(Stored data)
■ ■ ■ ■ ■ ■ ■
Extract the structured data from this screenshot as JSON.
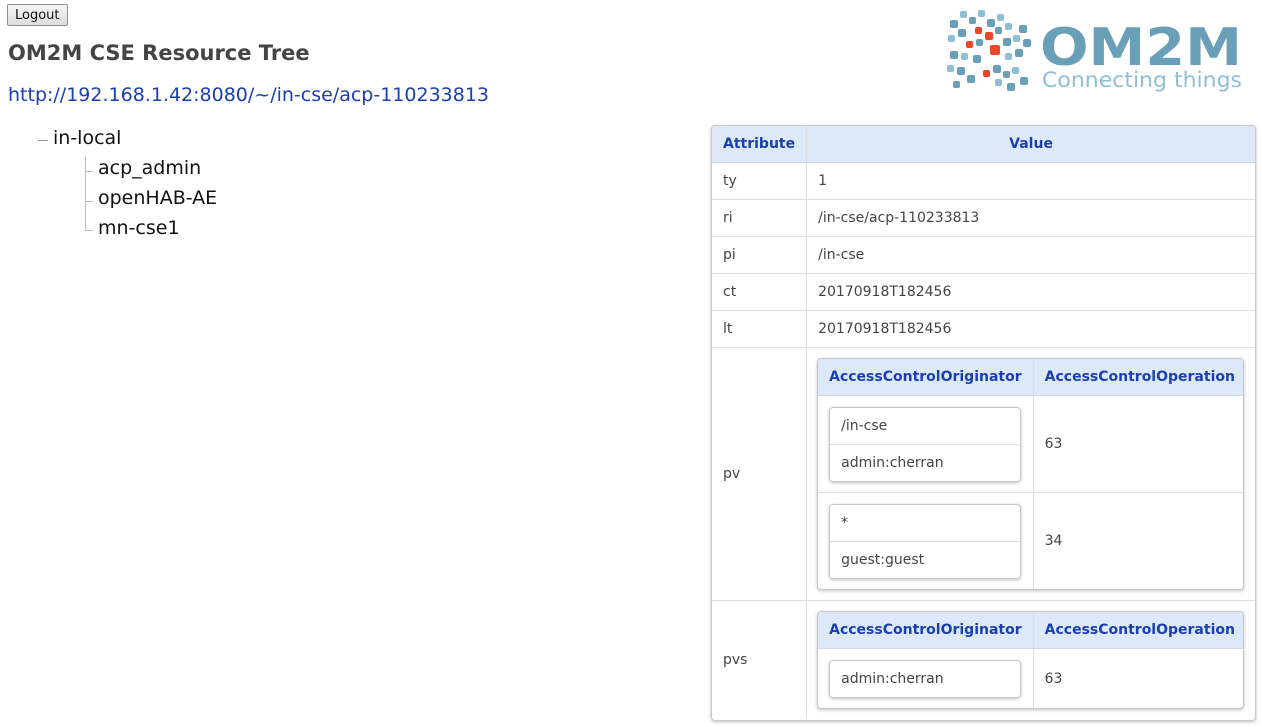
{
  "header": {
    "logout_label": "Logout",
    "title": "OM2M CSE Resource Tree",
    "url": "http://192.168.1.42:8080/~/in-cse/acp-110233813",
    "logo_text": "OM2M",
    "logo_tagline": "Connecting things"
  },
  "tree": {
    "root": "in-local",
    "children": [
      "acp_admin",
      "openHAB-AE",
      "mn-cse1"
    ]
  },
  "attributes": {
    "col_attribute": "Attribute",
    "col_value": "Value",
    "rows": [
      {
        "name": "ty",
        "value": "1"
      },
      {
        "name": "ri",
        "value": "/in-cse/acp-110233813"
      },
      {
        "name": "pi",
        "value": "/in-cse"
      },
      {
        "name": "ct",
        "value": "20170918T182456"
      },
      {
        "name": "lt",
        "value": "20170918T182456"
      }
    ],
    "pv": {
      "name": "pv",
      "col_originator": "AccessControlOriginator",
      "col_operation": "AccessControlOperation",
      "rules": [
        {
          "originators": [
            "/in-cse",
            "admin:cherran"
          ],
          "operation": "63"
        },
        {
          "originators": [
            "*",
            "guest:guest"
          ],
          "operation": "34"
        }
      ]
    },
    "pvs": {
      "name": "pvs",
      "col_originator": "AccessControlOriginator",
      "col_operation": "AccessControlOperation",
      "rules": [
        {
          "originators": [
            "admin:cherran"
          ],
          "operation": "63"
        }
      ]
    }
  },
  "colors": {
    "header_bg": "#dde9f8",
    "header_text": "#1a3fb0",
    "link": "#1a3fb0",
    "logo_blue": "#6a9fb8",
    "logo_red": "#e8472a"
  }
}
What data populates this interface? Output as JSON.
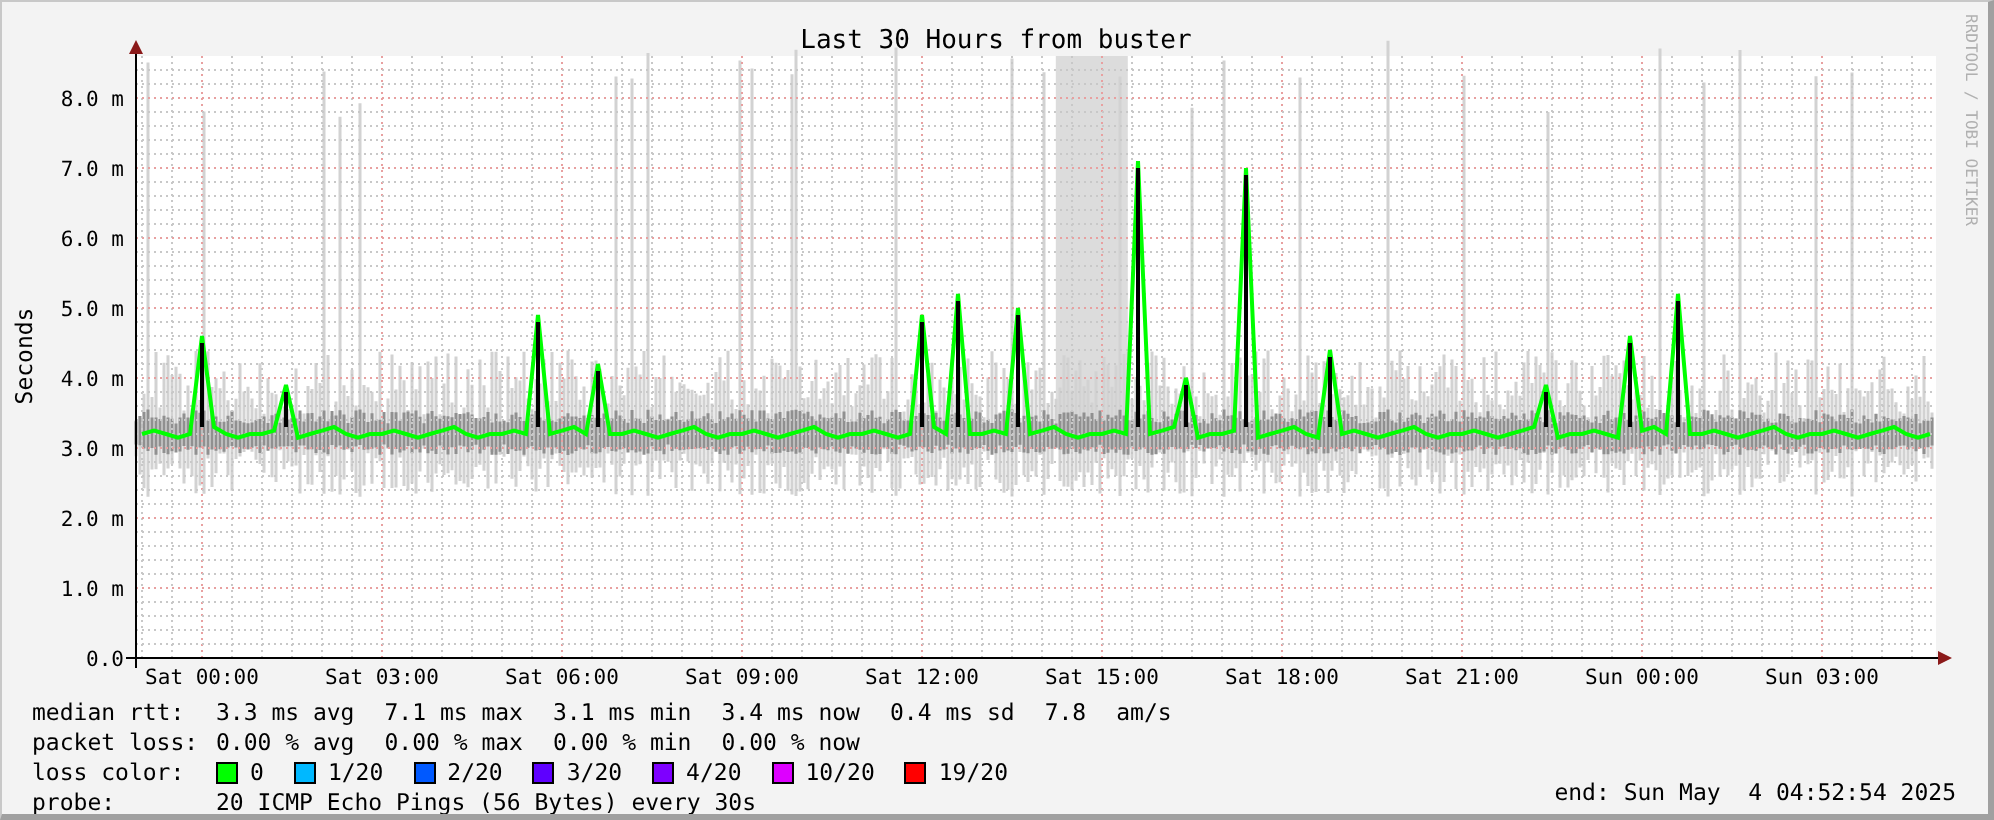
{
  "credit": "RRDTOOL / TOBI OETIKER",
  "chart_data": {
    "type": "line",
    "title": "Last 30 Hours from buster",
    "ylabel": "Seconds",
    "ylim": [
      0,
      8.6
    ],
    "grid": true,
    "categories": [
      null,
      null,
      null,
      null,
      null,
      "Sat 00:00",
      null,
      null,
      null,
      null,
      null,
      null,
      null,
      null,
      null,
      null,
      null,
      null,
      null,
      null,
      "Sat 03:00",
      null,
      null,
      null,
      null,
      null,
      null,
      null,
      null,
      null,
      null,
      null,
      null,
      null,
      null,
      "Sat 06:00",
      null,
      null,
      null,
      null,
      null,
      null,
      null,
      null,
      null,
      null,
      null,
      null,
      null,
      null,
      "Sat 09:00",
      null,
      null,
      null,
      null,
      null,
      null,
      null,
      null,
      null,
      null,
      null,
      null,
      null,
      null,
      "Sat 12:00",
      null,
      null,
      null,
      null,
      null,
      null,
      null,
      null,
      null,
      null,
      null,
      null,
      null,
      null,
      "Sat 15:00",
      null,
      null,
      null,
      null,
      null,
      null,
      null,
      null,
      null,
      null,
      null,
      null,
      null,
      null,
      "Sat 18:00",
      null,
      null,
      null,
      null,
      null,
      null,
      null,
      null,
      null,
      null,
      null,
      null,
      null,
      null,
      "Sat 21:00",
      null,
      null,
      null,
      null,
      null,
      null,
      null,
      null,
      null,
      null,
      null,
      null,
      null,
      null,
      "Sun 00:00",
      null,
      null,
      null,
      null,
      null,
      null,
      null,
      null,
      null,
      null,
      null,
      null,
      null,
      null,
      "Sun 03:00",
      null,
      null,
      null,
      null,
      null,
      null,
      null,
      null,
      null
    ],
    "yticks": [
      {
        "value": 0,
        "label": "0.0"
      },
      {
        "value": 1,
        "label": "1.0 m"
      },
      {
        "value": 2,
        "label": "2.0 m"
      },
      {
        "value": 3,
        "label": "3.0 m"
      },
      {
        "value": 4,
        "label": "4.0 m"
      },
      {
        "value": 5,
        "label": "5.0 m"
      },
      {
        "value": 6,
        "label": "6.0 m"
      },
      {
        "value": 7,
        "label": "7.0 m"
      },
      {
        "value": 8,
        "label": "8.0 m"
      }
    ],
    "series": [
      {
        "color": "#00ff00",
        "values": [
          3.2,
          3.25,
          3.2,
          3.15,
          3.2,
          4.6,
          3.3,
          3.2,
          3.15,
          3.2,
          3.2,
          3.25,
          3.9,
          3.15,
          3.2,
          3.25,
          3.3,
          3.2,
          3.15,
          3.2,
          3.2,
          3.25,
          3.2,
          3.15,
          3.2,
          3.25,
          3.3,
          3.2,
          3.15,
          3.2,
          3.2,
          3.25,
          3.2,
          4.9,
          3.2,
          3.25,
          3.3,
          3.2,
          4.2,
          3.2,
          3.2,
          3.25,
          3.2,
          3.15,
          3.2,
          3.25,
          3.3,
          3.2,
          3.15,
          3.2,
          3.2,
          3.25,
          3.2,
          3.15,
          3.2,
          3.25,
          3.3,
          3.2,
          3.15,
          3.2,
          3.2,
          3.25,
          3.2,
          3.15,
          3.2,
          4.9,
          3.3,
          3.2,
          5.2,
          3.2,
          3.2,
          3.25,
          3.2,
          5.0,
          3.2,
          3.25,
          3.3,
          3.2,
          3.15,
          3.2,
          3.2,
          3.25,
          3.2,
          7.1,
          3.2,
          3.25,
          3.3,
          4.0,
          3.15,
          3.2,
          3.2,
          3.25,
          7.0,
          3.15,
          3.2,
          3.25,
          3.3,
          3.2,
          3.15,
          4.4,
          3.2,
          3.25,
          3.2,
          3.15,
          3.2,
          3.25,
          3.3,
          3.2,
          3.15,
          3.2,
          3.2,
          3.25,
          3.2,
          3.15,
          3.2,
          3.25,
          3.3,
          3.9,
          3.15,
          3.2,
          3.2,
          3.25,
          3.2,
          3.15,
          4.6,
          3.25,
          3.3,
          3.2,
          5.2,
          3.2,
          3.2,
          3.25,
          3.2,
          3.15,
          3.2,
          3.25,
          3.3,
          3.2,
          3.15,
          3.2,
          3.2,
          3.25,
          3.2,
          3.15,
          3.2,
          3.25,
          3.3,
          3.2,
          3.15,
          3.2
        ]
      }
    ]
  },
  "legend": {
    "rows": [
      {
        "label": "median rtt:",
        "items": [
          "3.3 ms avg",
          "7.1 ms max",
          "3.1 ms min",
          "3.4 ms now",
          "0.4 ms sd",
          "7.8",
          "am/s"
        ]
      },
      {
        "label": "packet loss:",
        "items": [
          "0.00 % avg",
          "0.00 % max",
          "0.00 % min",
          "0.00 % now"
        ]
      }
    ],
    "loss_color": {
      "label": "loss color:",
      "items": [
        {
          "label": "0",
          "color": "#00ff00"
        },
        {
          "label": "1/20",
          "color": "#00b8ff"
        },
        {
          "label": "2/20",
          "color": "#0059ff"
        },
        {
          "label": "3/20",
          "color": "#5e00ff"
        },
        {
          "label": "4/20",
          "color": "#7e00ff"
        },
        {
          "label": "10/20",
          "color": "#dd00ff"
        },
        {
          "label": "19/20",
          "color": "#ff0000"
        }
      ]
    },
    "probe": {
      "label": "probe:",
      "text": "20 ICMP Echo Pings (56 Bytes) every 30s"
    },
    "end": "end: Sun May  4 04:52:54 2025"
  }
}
■ ■ ■ ■ ■ ■ ■
# What is expected:
Reproduce each record above by retyping it exactly; omit all images.

# Expected answer:
Extract the structured data from this screenshot as JSON.
{
  "header": {
    "logout_label": "Logout",
    "title": "OM2M CSE Resource Tree",
    "url": "http://192.168.1.42:8080/~/in-cse/acp-110233813",
    "logo_text": "OM2M",
    "logo_tagline": "Connecting things"
  },
  "tree": {
    "root": "in-local",
    "children": [
      "acp_admin",
      "openHAB-AE",
      "mn-cse1"
    ]
  },
  "attributes": {
    "col_attribute": "Attribute",
    "col_value": "Value",
    "rows": [
      {
        "name": "ty",
        "value": "1"
      },
      {
        "name": "ri",
        "value": "/in-cse/acp-110233813"
      },
      {
        "name": "pi",
        "value": "/in-cse"
      },
      {
        "name": "ct",
        "value": "20170918T182456"
      },
      {
        "name": "lt",
        "value": "20170918T182456"
      }
    ],
    "pv": {
      "name": "pv",
      "col_originator": "AccessControlOriginator",
      "col_operation": "AccessControlOperation",
      "rules": [
        {
          "originators": [
            "/in-cse",
            "admin:cherran"
          ],
          "operation": "63"
        },
        {
          "originators": [
            "*",
            "guest:guest"
          ],
          "operation": "34"
        }
      ]
    },
    "pvs": {
      "name": "pvs",
      "col_originator": "AccessControlOriginator",
      "col_operation": "AccessControlOperation",
      "rules": [
        {
          "originators": [
            "admin:cherran"
          ],
          "operation": "63"
        }
      ]
    }
  },
  "colors": {
    "header_bg": "#dde9f8",
    "header_text": "#1a3fb0",
    "link": "#1a3fb0",
    "logo_blue": "#6a9fb8",
    "logo_red": "#e8472a"
  }
}
What data populates this interface? Output as JSON.
{
  "credit": "RRDTOOL / TOBI OETIKER",
  "chart_data": {
    "type": "line",
    "title": "Last 30 Hours from buster",
    "ylabel": "Seconds",
    "ylim": [
      0,
      8.6
    ],
    "grid": true,
    "categories": [
      null,
      null,
      null,
      null,
      null,
      "Sat 00:00",
      null,
      null,
      null,
      null,
      null,
      null,
      null,
      null,
      null,
      null,
      null,
      null,
      null,
      null,
      "Sat 03:00",
      null,
      null,
      null,
      null,
      null,
      null,
      null,
      null,
      null,
      null,
      null,
      null,
      null,
      null,
      "Sat 06:00",
      null,
      null,
      null,
      null,
      null,
      null,
      null,
      null,
      null,
      null,
      null,
      null,
      null,
      null,
      "Sat 09:00",
      null,
      null,
      null,
      null,
      null,
      null,
      null,
      null,
      null,
      null,
      null,
      null,
      null,
      null,
      "Sat 12:00",
      null,
      null,
      null,
      null,
      null,
      null,
      null,
      null,
      null,
      null,
      null,
      null,
      null,
      null,
      "Sat 15:00",
      null,
      null,
      null,
      null,
      null,
      null,
      null,
      null,
      null,
      null,
      null,
      null,
      null,
      null,
      "Sat 18:00",
      null,
      null,
      null,
      null,
      null,
      null,
      null,
      null,
      null,
      null,
      null,
      null,
      null,
      null,
      "Sat 21:00",
      null,
      null,
      null,
      null,
      null,
      null,
      null,
      null,
      null,
      null,
      null,
      null,
      null,
      null,
      "Sun 00:00",
      null,
      null,
      null,
      null,
      null,
      null,
      null,
      null,
      null,
      null,
      null,
      null,
      null,
      null,
      "Sun 03:00",
      null,
      null,
      null,
      null,
      null,
      null,
      null,
      null,
      null
    ],
    "yticks": [
      {
        "value": 0,
        "label": "0.0"
      },
      {
        "value": 1,
        "label": "1.0 m"
      },
      {
        "value": 2,
        "label": "2.0 m"
      },
      {
        "value": 3,
        "label": "3.0 m"
      },
      {
        "value": 4,
        "label": "4.0 m"
      },
      {
        "value": 5,
        "label": "5.0 m"
      },
      {
        "value": 6,
        "label": "6.0 m"
      },
      {
        "value": 7,
        "label": "7.0 m"
      },
      {
        "value": 8,
        "label": "8.0 m"
      }
    ],
    "series": [
      {
        "color": "#00ff00",
        "values": [
          3.2,
          3.25,
          3.2,
          3.15,
          3.2,
          4.6,
          3.3,
          3.2,
          3.15,
          3.2,
          3.2,
          3.25,
          3.9,
          3.15,
          3.2,
          3.25,
          3.3,
          3.2,
          3.15,
          3.2,
          3.2,
          3.25,
          3.2,
          3.15,
          3.2,
          3.25,
          3.3,
          3.2,
          3.15,
          3.2,
          3.2,
          3.25,
          3.2,
          4.9,
          3.2,
          3.25,
          3.3,
          3.2,
          4.2,
          3.2,
          3.2,
          3.25,
          3.2,
          3.15,
          3.2,
          3.25,
          3.3,
          3.2,
          3.15,
          3.2,
          3.2,
          3.25,
          3.2,
          3.15,
          3.2,
          3.25,
          3.3,
          3.2,
          3.15,
          3.2,
          3.2,
          3.25,
          3.2,
          3.15,
          3.2,
          4.9,
          3.3,
          3.2,
          5.2,
          3.2,
          3.2,
          3.25,
          3.2,
          5.0,
          3.2,
          3.25,
          3.3,
          3.2,
          3.15,
          3.2,
          3.2,
          3.25,
          3.2,
          7.1,
          3.2,
          3.25,
          3.3,
          4.0,
          3.15,
          3.2,
          3.2,
          3.25,
          7.0,
          3.15,
          3.2,
          3.25,
          3.3,
          3.2,
          3.15,
          4.4,
          3.2,
          3.25,
          3.2,
          3.15,
          3.2,
          3.25,
          3.3,
          3.2,
          3.15,
          3.2,
          3.2,
          3.25,
          3.2,
          3.15,
          3.2,
          3.25,
          3.3,
          3.9,
          3.15,
          3.2,
          3.2,
          3.25,
          3.2,
          3.15,
          4.6,
          3.25,
          3.3,
          3.2,
          5.2,
          3.2,
          3.2,
          3.25,
          3.2,
          3.15,
          3.2,
          3.25,
          3.3,
          3.2,
          3.15,
          3.2,
          3.2,
          3.25,
          3.2,
          3.15,
          3.2,
          3.25,
          3.3,
          3.2,
          3.15,
          3.2
        ]
      }
    ]
  },
  "legend": {
    "rows": [
      {
        "label": "median rtt:",
        "items": [
          "3.3 ms avg",
          "7.1 ms max",
          "3.1 ms min",
          "3.4 ms now",
          "0.4 ms sd",
          "7.8",
          "am/s"
        ]
      },
      {
        "label": "packet loss:",
        "items": [
          "0.00 % avg",
          "0.00 % max",
          "0.00 % min",
          "0.00 % now"
        ]
      }
    ],
    "loss_color": {
      "label": "loss color:",
      "items": [
        {
          "label": "0",
          "color": "#00ff00"
        },
        {
          "label": "1/20",
          "color": "#00b8ff"
        },
        {
          "label": "2/20",
          "color": "#0059ff"
        },
        {
          "label": "3/20",
          "color": "#5e00ff"
        },
        {
          "label": "4/20",
          "color": "#7e00ff"
        },
        {
          "label": "10/20",
          "color": "#dd00ff"
        },
        {
          "label": "19/20",
          "color": "#ff0000"
        }
      ]
    },
    "probe": {
      "label": "probe:",
      "text": "20 ICMP Echo Pings (56 Bytes) every 30s"
    },
    "end": "end: Sun May  4 04:52:54 2025"
  }
}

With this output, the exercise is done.